(Extracted data entries)
────

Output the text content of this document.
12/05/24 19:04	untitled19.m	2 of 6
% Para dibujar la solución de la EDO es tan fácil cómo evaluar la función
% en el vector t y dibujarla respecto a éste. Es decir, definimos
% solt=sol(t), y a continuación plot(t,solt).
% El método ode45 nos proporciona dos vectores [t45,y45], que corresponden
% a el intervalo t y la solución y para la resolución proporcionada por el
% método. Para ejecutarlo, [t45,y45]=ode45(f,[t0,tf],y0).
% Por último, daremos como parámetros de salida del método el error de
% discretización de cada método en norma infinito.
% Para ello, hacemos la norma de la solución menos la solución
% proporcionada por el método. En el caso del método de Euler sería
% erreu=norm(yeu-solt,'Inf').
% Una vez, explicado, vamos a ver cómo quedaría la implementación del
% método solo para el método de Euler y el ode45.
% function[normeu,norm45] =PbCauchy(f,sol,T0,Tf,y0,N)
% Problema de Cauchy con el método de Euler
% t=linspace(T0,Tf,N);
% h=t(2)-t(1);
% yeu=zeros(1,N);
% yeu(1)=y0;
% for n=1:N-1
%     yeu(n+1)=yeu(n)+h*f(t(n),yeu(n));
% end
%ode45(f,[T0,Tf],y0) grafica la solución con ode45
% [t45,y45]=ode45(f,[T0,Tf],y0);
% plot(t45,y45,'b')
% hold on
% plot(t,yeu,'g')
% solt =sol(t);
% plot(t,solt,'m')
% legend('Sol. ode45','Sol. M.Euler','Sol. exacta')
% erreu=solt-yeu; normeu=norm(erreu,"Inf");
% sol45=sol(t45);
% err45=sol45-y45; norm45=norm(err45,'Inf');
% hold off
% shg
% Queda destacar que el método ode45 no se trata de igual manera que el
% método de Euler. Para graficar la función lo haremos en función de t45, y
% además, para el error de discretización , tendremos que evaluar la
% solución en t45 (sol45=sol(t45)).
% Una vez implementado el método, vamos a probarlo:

────

Objective:
Using the data above, repeat every line exactly.

Exercise answer:
Output the text content of this document.
12/05/24 19:04	untitled19.m	2 of 6
% Para dibujar la solución de la EDO es tan fácil cómo evaluar la función
% en el vector t y dibujarla respecto a éste. Es decir, definimos
% solt=sol(t), y a continuación plot(t,solt).
% El método ode45 nos proporciona dos vectores [t45,y45], que corresponden
% a el intervalo t y la solución y para la resolución proporcionada por el
% método. Para ejecutarlo, [t45,y45]=ode45(f,[t0,tf],y0).
% Por último, daremos como parámetros de salida del método el error de
% discretización de cada método en norma infinito.
% Para ello, hacemos la norma de la solución menos la solución
% proporcionada por el método. En el caso del método de Euler sería
% erreu=norm(yeu-solt,'Inf').
% Una vez, explicado, vamos a ver cómo quedaría la implementación del
% método solo para el método de Euler y el ode45.
% function[normeu,norm45] =PbCauchy(f,sol,T0,Tf,y0,N)
% Problema de Cauchy con el método de Euler
% t=linspace(T0,Tf,N);
% h=t(2)-t(1);
% yeu=zeros(1,N);
% yeu(1)=y0;
% for n=1:N-1
%     yeu(n+1)=yeu(n)+h*f(t(n),yeu(n));
% end
%ode45(f,[T0,Tf],y0) grafica la solución con ode45
% [t45,y45]=ode45(f,[T0,Tf],y0);
% plot(t45,y45,'b')
% hold on
% plot(t,yeu,'g')
% solt =sol(t);
% plot(t,solt,'m')
% legend('Sol. ode45','Sol. M.Euler','Sol. exacta')
% erreu=solt-yeu; normeu=norm(erreu,"Inf");
% sol45=sol(t45);
% err45=sol45-y45; norm45=norm(err45,'Inf');
% hold off
% shg
% Queda destacar que el método ode45 no se trata de igual manera que el
% método de Euler. Para graficar la función lo haremos en función de t45, y
% además, para el error de discretización , tendremos que evaluar la
% solución en t45 (sol45=sol(t45)).
% Una vez implementado el método, vamos a probarlo:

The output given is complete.